PROBLEM REQUIREMENTS: Copy out the listing exactly.

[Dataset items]
────
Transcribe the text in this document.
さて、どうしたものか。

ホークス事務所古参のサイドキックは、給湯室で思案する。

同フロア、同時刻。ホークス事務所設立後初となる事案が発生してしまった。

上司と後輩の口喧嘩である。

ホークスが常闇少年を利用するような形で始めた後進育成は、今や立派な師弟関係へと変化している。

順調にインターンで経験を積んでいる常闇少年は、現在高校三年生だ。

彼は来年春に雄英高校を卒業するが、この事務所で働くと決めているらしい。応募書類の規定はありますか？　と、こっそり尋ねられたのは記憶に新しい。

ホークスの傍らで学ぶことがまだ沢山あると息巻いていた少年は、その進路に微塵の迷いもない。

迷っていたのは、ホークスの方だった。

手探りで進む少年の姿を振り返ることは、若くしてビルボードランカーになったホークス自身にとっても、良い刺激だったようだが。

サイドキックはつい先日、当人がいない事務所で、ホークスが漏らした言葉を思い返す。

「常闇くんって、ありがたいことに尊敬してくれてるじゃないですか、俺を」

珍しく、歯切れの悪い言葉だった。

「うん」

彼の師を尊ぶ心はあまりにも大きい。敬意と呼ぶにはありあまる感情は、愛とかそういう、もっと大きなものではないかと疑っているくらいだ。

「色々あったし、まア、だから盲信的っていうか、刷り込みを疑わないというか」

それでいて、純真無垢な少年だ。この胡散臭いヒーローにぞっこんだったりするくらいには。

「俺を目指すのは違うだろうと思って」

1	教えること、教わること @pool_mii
────
EXERCISE RESPONSE:
Transcribe the text in this document.
さて、どうしたものか。

ホークス事務所古参のサイドキックは、給湯室で思案する。

同フロア、同時刻。ホークス事務所設立後初となる事案が発生してしまった。

上司と後輩の口喧嘩である。

ホークスが常闇少年を利用するような形で始めた後進育成は、今や立派な師弟関係へと変化している。

順調にインターンで経験を積んでいる常闇少年は、現在高校三年生だ。

彼は来年春に雄英高校を卒業するが、この事務所で働くと決めているらしい。応募書類の規定はありますか？　と、こっそり尋ねられたのは記憶に新しい。

ホークスの傍らで学ぶことがまだ沢山あると息巻いていた少年は、その進路に微塵の迷いもない。

迷っていたのは、ホークスの方だった。

手探りで進む少年の姿を振り返ることは、若くしてビルボードランカーになったホークス自身にとっても、良い刺激だったようだが。

サイドキックはつい先日、当人がいない事務所で、ホークスが漏らした言葉を思い返す。

「常闇くんって、ありがたいことに尊敬してくれてるじゃないですか、俺を」

珍しく、歯切れの悪い言葉だった。

「うん」

彼の師を尊ぶ心はあまりにも大きい。敬意と呼ぶにはありあまる感情は、愛とかそういう、もっと大きなものではないかと疑っているくらいだ。

「色々あったし、まア、だから盲信的っていうか、刷り込みを疑わないというか」

それでいて、純真無垢な少年だ。この胡散臭いヒーローにぞっこんだったりするくらいには。

「俺を目指すのは違うだろうと思って」

1	教えること、教わること @pool_mii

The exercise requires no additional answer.